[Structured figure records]
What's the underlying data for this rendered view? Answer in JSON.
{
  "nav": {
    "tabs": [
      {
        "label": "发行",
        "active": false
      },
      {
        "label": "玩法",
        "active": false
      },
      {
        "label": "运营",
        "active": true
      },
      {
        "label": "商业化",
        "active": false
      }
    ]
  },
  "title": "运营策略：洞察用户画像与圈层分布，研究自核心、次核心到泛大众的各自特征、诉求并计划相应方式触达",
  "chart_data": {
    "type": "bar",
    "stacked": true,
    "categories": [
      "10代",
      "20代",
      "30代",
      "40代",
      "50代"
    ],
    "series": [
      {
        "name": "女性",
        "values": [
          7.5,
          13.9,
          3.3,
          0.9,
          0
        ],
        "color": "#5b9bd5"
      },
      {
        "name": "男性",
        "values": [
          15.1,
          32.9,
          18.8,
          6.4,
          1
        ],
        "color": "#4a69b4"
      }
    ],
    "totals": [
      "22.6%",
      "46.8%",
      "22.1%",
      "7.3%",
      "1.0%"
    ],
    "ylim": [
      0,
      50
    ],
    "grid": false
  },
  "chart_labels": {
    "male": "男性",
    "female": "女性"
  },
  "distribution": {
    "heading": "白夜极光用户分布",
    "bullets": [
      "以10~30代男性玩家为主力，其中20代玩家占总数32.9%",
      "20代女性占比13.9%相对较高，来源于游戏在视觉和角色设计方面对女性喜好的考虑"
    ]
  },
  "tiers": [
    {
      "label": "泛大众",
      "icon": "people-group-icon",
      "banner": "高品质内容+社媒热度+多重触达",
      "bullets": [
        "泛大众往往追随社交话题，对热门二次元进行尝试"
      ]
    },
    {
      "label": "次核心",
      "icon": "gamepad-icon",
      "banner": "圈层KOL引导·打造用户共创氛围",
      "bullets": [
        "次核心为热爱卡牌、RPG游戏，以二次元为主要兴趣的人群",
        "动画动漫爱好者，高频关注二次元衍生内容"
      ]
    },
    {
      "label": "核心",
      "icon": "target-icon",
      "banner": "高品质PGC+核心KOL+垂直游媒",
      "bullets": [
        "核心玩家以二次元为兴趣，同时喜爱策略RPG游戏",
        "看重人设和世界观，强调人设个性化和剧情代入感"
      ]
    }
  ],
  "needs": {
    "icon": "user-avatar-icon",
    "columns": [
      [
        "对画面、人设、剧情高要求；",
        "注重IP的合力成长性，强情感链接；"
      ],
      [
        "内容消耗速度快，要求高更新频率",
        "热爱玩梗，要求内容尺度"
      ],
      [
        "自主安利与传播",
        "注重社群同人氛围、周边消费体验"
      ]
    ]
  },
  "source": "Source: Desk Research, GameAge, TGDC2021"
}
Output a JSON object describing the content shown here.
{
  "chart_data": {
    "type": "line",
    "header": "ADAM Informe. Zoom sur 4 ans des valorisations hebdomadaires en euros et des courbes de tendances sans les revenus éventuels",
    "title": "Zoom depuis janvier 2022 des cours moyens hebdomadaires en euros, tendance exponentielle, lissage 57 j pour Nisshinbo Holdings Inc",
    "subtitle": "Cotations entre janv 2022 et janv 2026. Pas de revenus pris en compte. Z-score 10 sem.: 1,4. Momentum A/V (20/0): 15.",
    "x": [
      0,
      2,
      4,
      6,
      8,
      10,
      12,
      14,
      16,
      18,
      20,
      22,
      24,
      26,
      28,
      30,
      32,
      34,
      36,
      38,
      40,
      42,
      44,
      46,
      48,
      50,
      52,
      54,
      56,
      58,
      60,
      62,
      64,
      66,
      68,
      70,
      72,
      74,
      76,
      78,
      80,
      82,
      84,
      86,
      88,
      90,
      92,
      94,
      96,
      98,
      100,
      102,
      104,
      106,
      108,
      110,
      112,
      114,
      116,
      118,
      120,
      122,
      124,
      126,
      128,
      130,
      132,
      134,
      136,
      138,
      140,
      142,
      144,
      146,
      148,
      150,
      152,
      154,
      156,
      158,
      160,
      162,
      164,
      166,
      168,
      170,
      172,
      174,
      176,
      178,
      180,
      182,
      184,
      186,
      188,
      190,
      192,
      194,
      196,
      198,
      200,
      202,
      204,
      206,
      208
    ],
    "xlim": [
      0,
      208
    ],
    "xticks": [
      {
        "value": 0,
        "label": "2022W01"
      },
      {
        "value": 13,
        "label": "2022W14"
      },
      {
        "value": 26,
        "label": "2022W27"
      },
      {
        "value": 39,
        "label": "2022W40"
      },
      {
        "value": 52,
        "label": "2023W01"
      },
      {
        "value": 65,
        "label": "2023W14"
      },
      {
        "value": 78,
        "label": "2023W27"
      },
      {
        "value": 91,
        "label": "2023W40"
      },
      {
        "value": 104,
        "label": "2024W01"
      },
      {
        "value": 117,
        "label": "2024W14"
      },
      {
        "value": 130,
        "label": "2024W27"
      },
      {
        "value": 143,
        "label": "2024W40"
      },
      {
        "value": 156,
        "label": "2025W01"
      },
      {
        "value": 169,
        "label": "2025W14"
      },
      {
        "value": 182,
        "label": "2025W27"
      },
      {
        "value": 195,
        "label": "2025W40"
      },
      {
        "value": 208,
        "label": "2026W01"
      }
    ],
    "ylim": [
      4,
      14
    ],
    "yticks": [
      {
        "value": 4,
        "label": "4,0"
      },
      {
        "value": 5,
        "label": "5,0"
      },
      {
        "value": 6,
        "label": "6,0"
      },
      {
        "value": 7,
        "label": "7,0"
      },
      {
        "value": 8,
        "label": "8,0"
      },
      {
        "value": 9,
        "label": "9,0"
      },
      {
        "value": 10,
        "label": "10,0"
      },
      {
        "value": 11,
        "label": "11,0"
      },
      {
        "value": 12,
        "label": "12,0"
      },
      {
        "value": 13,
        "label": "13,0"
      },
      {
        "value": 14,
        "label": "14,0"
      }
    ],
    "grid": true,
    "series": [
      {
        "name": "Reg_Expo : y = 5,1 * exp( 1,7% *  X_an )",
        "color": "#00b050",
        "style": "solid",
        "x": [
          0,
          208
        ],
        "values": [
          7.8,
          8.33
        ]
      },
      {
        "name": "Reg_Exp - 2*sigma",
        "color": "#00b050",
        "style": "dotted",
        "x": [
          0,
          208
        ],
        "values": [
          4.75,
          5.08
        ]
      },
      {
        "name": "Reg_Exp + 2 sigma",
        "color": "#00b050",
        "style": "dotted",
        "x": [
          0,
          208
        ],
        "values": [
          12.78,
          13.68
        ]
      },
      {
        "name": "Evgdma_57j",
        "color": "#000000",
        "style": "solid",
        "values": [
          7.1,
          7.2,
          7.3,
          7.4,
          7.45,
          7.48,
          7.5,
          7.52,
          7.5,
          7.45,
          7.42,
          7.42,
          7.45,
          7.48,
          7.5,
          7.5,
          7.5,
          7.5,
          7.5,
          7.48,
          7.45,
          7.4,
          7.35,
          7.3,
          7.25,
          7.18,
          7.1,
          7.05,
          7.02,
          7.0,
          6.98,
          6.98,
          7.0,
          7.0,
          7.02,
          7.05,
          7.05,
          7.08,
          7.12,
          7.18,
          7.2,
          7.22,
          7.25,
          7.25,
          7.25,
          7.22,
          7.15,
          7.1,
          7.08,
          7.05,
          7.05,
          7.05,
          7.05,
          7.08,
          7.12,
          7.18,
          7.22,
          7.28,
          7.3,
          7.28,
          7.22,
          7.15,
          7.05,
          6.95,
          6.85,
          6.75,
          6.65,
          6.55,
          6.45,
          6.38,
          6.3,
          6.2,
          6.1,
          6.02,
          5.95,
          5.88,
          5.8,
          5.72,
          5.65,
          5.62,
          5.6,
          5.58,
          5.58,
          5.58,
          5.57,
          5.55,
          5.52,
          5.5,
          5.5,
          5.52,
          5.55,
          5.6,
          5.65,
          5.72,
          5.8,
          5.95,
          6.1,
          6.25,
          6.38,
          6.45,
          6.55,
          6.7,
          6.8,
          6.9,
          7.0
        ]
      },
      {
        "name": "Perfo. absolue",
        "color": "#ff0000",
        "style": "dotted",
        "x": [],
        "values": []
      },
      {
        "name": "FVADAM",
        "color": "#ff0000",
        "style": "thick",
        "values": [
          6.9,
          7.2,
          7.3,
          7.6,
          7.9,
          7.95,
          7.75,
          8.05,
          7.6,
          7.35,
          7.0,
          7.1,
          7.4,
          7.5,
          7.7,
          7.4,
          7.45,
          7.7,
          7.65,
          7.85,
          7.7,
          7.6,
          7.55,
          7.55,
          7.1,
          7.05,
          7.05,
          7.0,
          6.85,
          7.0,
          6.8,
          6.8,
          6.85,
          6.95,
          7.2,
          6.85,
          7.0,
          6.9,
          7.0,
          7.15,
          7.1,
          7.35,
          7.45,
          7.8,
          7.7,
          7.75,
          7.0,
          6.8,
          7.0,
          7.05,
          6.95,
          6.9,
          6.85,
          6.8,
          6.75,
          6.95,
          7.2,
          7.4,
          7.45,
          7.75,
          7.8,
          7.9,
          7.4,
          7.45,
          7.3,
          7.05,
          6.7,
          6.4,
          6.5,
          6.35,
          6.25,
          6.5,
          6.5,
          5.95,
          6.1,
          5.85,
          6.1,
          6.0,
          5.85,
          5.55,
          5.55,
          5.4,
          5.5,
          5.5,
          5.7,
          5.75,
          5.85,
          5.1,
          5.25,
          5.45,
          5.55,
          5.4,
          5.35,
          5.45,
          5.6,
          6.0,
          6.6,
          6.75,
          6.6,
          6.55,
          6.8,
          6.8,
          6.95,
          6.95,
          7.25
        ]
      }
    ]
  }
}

Requirements: Check each line of the data above for the string "sigma" and report only how many lines have it.

Final result: 2